MATERIAL SHOWN below:

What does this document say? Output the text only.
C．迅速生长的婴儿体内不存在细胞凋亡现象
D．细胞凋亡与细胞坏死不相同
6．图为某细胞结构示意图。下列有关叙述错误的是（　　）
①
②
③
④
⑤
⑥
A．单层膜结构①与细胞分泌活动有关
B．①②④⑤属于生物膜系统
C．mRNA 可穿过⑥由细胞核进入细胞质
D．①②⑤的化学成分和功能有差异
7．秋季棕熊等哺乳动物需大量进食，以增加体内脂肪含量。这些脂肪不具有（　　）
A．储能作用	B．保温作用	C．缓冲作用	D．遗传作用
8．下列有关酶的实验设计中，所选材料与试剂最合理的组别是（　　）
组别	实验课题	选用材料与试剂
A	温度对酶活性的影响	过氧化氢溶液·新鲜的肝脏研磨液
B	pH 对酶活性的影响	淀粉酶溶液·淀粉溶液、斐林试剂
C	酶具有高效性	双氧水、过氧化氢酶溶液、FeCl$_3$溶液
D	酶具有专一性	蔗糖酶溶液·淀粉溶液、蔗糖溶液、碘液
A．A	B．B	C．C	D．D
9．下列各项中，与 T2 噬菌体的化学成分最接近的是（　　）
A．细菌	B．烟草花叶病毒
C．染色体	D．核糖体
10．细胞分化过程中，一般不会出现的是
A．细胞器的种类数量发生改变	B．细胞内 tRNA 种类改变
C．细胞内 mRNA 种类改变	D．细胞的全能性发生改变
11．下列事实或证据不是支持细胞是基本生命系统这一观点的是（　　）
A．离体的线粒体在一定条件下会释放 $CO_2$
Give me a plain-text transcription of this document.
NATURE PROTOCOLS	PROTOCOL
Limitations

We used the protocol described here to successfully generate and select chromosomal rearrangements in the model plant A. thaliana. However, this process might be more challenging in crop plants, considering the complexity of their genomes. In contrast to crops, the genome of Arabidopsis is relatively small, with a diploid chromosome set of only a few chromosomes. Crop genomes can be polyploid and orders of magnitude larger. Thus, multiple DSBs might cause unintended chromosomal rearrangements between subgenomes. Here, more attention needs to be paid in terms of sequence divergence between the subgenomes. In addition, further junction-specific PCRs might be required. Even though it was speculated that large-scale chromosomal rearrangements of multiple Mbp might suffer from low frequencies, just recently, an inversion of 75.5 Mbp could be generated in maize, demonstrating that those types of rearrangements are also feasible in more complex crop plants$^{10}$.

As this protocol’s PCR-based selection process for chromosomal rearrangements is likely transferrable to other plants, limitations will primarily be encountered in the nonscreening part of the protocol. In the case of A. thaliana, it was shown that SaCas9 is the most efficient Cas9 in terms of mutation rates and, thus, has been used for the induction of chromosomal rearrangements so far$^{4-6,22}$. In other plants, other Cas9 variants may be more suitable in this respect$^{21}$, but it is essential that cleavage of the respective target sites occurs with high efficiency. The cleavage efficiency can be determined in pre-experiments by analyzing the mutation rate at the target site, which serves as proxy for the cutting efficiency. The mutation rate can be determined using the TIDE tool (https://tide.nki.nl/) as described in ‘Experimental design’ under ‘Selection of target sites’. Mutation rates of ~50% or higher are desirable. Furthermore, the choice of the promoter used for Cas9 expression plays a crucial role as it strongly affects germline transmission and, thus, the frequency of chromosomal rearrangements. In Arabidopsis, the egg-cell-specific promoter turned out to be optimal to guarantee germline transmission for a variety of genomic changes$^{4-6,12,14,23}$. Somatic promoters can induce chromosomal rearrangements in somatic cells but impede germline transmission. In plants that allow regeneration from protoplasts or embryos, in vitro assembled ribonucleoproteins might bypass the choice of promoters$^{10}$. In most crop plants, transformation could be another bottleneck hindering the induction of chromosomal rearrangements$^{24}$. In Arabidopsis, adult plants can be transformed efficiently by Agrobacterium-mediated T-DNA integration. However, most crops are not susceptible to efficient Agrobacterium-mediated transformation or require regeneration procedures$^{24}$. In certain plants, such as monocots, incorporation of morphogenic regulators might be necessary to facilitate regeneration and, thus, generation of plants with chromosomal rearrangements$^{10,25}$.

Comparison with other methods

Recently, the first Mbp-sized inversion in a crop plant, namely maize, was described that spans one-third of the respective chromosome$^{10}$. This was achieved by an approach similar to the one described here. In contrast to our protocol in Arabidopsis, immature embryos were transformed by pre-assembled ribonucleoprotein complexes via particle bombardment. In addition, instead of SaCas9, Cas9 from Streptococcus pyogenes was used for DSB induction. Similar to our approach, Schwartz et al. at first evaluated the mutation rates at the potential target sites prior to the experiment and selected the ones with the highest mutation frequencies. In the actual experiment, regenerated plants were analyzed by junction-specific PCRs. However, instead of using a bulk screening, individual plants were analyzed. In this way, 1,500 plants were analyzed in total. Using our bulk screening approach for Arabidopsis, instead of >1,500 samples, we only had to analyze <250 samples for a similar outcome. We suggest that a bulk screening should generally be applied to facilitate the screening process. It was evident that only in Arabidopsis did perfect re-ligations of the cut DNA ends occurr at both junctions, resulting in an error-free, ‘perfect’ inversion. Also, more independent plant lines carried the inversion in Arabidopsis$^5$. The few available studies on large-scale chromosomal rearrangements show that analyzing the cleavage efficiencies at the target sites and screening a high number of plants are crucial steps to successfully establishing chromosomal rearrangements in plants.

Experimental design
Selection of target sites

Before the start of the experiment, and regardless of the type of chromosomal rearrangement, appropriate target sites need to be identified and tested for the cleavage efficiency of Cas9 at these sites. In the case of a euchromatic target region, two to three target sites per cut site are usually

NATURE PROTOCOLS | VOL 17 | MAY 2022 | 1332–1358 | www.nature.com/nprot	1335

End of MATERIAL SHOWN.

-- TASK DESCRIPTION --
Copy all lines from the data above that contain the word "PROTOCOLS".

-- EXERCISE RESPONSE --
NATURE PROTOCOLS	PROTOCOL
NATURE PROTOCOLS | VOL 17 | MAY 2022 | 1332–1358 | www.nature.com/nprot	1335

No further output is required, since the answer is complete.